▸ **Directions**: Work out the number of lines in the listing that include the string "contrast". Reply with that number alone.

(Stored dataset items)
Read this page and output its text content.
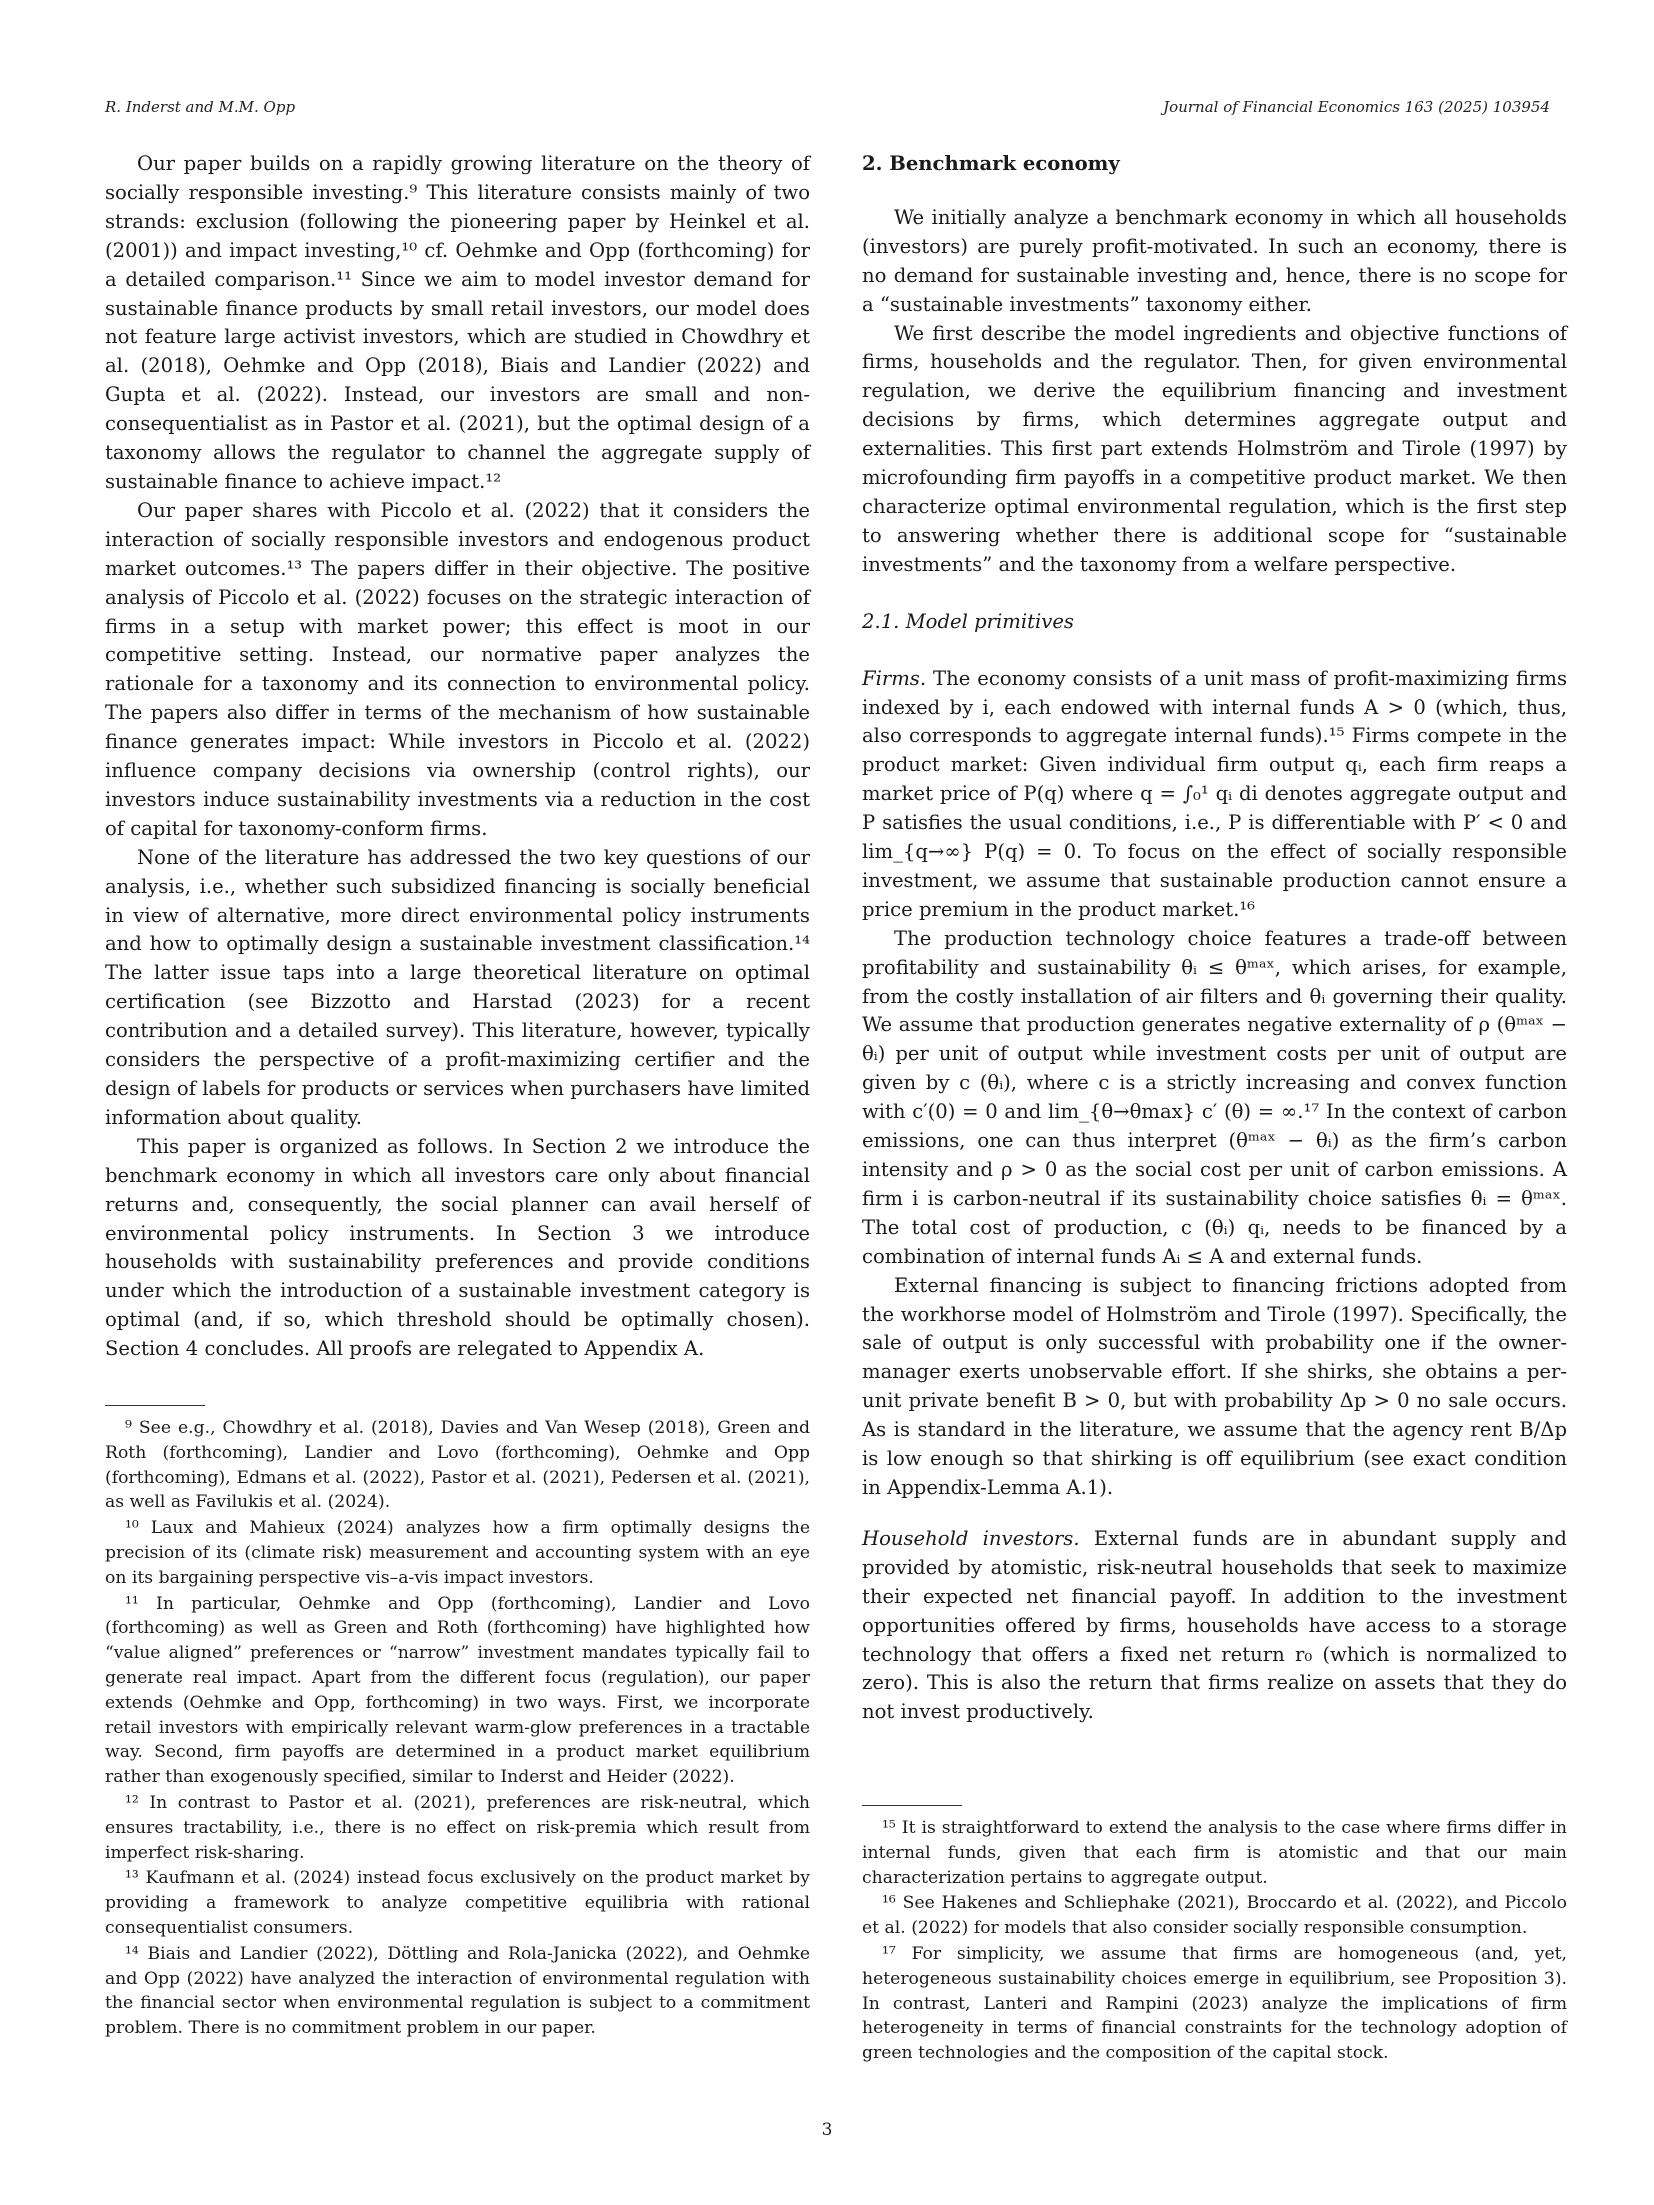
R. Inderst and M.M. Opp	Journal of Financial Economics 163 (2025) 103954

Our paper builds on a rapidly growing literature on the theory of socially responsible investing.⁹ This literature consists mainly of two strands: exclusion (following the pioneering paper by Heinkel et al. (2001)) and impact investing,¹⁰ cf. Oehmke and Opp (forthcoming) for a detailed comparison.¹¹ Since we aim to model investor demand for sustainable finance products by small retail investors, our model does not feature large activist investors, which are studied in Chowdhry et al. (2018), Oehmke and Opp (2018), Biais and Landier (2022) and Gupta et al. (2022). Instead, our investors are small and non-consequentialist as in Pastor et al. (2021), but the optimal design of a taxonomy allows the regulator to channel the aggregate supply of sustainable finance to achieve impact.¹²

Our paper shares with Piccolo et al. (2022) that it considers the interaction of socially responsible investors and endogenous product market outcomes.¹³ The papers differ in their objective. The positive analysis of Piccolo et al. (2022) focuses on the strategic interaction of firms in a setup with market power; this effect is moot in our competitive setting. Instead, our normative paper analyzes the rationale for a taxonomy and its connection to environmental policy. The papers also differ in terms of the mechanism of how sustainable finance generates impact: While investors in Piccolo et al. (2022) influence company decisions via ownership (control rights), our investors induce sustainability investments via a reduction in the cost of capital for taxonomy-conform firms.

None of the literature has addressed the two key questions of our analysis, i.e., whether such subsidized financing is socially beneficial in view of alternative, more direct environmental policy instruments and how to optimally design a sustainable investment classification.¹⁴ The latter issue taps into a large theoretical literature on optimal certification (see Bizzotto and Harstad (2023) for a recent contribution and a detailed survey). This literature, however, typically considers the perspective of a profit-maximizing certifier and the design of labels for products or services when purchasers have limited information about quality.

This paper is organized as follows. In Section 2 we introduce the benchmark economy in which all investors care only about financial returns and, consequently, the social planner can avail herself of environmental policy instruments. In Section 3 we introduce households with sustainability preferences and provide conditions under which the introduction of a sustainable investment category is optimal (and, if so, which threshold should be optimally chosen). Section 4 concludes. All proofs are relegated to Appendix A.

⁹ See e.g., Chowdhry et al. (2018), Davies and Van Wesep (2018), Green and Roth (forthcoming), Landier and Lovo (forthcoming), Oehmke and Opp (forthcoming), Edmans et al. (2022), Pastor et al. (2021), Pedersen et al. (2021), as well as Favilukis et al. (2024).

¹⁰ Laux and Mahieux (2024) analyzes how a firm optimally designs the precision of its (climate risk) measurement and accounting system with an eye on its bargaining perspective vis–a-vis impact investors.

¹¹ In particular, Oehmke and Opp (forthcoming), Landier and Lovo (forthcoming) as well as Green and Roth (forthcoming) have highlighted how “value aligned” preferences or “narrow” investment mandates typically fail to generate real impact. Apart from the different focus (regulation), our paper extends (Oehmke and Opp, forthcoming) in two ways. First, we incorporate retail investors with empirically relevant warm-glow preferences in a tractable way. Second, firm payoffs are determined in a product market equilibrium rather than exogenously specified, similar to Inderst and Heider (2022).

¹² In contrast to Pastor et al. (2021), preferences are risk-neutral, which ensures tractability, i.e., there is no effect on risk-premia which result from imperfect risk-sharing.

¹³ Kaufmann et al. (2024) instead focus exclusively on the product market by providing a framework to analyze competitive equilibria with rational consequentialist consumers.

¹⁴ Biais and Landier (2022), Döttling and Rola-Janicka (2022), and Oehmke and Opp (2022) have analyzed the interaction of environmental regulation with the financial sector when environmental regulation is subject to a commitment problem. There is no commitment problem in our paper.

2. Benchmark economy

We initially analyze a benchmark economy in which all households (investors) are purely profit-motivated. In such an economy, there is no demand for sustainable investing and, hence, there is no scope for a “sustainable investments” taxonomy either.

We first describe the model ingredients and objective functions of firms, households and the regulator. Then, for given environmental regulation, we derive the equilibrium financing and investment decisions by firms, which determines aggregate output and externalities. This first part extends Holmström and Tirole (1997) by microfounding firm payoffs in a competitive product market. We then characterize optimal environmental regulation, which is the first step to answering whether there is additional scope for “sustainable investments” and the taxonomy from a welfare perspective.

2.1. Model primitives

Firms. The economy consists of a unit mass of profit-maximizing firms indexed by i, each endowed with internal funds A > 0 (which, thus, also corresponds to aggregate internal funds).¹⁵ Firms compete in the product market: Given individual firm output qᵢ, each firm reaps a market price of P(q) where q = ∫₀¹ qᵢ di denotes aggregate output and P satisfies the usual conditions, i.e., P is differentiable with P′ < 0 and lim_{q→∞} P(q) = 0. To focus on the effect of socially responsible investment, we assume that sustainable production cannot ensure a price premium in the product market.¹⁶

The production technology choice features a trade-off between profitability and sustainability θᵢ ≤ θᵐᵃˣ, which arises, for example, from the costly installation of air filters and θᵢ governing their quality. We assume that production generates negative externality of ρ (θᵐᵃˣ − θᵢ) per unit of output while investment costs per unit of output are given by c (θᵢ), where c is a strictly increasing and convex function with c′(0) = 0 and lim_{θ→θmax} c′ (θ) = ∞.¹⁷ In the context of carbon emissions, one can thus interpret (θᵐᵃˣ − θᵢ) as the firm’s carbon intensity and ρ > 0 as the social cost per unit of carbon emissions. A firm i is carbon-neutral if its sustainability choice satisfies θᵢ = θᵐᵃˣ. The total cost of production, c (θᵢ) qᵢ, needs to be financed by a combination of internal funds Aᵢ ≤ A and external funds.

External financing is subject to financing frictions adopted from the workhorse model of Holmström and Tirole (1997). Specifically, the sale of output is only successful with probability one if the owner-manager exerts unobservable effort. If she shirks, she obtains a per-unit private benefit B > 0, but with probability Δp > 0 no sale occurs. As is standard in the literature, we assume that the agency rent B/Δp is low enough so that shirking is off equilibrium (see exact condition in Appendix-Lemma A.1).

Household investors. External funds are in abundant supply and provided by atomistic, risk-neutral households that seek to maximize their expected net financial payoff. In addition to the investment opportunities offered by firms, households have access to a storage technology that offers a fixed net return r₀ (which is normalized to zero). This is also the return that firms realize on assets that they do not invest productively.

¹⁵ It is straightforward to extend the analysis to the case where firms differ in internal funds, given that each firm is atomistic and that our main characterization pertains to aggregate output.

¹⁶ See Hakenes and Schliephake (2021), Broccardo et al. (2022), and Piccolo et al. (2022) for models that also consider socially responsible consumption.

¹⁷ For simplicity, we assume that firms are homogeneous (and, yet, heterogeneous sustainability choices emerge in equilibrium, see Proposition 3). In contrast, Lanteri and Rampini (2023) analyze the implications of firm heterogeneity in terms of financial constraints for the technology adoption of green technologies and the composition of the capital stock.

3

▸ **Result below**: 2